**PROBLEM DESCRIPTION**
Answer with one number: the count of lines in the listing below that hold the word "بالقياس".

**Data entries**
━━━━━━━━

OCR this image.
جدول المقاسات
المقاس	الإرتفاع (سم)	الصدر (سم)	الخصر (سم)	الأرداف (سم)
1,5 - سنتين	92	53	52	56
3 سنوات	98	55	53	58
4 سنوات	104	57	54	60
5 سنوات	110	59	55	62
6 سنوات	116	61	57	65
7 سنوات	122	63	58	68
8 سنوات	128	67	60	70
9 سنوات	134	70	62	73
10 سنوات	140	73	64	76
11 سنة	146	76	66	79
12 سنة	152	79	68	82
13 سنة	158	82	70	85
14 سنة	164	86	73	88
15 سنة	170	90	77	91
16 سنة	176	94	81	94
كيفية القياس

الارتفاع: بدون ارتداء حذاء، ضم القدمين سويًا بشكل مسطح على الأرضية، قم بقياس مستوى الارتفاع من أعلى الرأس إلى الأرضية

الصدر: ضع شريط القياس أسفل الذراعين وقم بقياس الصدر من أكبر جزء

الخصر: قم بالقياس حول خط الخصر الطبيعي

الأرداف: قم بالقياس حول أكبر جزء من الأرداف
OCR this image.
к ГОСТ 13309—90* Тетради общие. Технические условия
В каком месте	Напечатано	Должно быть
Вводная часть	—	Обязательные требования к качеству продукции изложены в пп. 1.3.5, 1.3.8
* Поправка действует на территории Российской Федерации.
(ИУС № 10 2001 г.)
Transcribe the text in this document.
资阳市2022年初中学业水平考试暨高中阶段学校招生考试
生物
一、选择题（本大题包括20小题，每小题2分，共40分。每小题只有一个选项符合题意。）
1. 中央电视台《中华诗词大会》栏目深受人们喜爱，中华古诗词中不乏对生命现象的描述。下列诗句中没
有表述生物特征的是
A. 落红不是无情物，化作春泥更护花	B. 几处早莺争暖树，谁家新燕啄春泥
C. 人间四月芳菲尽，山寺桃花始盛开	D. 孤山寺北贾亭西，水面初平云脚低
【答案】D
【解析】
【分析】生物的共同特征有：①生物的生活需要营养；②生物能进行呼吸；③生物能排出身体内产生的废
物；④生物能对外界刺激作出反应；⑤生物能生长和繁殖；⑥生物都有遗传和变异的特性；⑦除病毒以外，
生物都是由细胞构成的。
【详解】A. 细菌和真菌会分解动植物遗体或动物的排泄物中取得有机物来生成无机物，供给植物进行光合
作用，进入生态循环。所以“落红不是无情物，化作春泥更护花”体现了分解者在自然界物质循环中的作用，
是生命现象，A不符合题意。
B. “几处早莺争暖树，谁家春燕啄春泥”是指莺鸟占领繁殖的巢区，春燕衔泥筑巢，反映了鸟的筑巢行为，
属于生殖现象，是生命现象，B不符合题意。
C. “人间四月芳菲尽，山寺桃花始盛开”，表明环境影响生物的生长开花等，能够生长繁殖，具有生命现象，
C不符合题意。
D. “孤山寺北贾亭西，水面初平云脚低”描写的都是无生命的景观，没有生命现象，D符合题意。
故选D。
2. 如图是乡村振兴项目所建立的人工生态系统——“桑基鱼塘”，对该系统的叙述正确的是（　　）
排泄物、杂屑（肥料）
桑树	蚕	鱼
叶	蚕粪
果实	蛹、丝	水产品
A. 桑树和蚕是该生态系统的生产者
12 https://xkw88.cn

━━━━━━━━

**OUTPUT BELOW**
2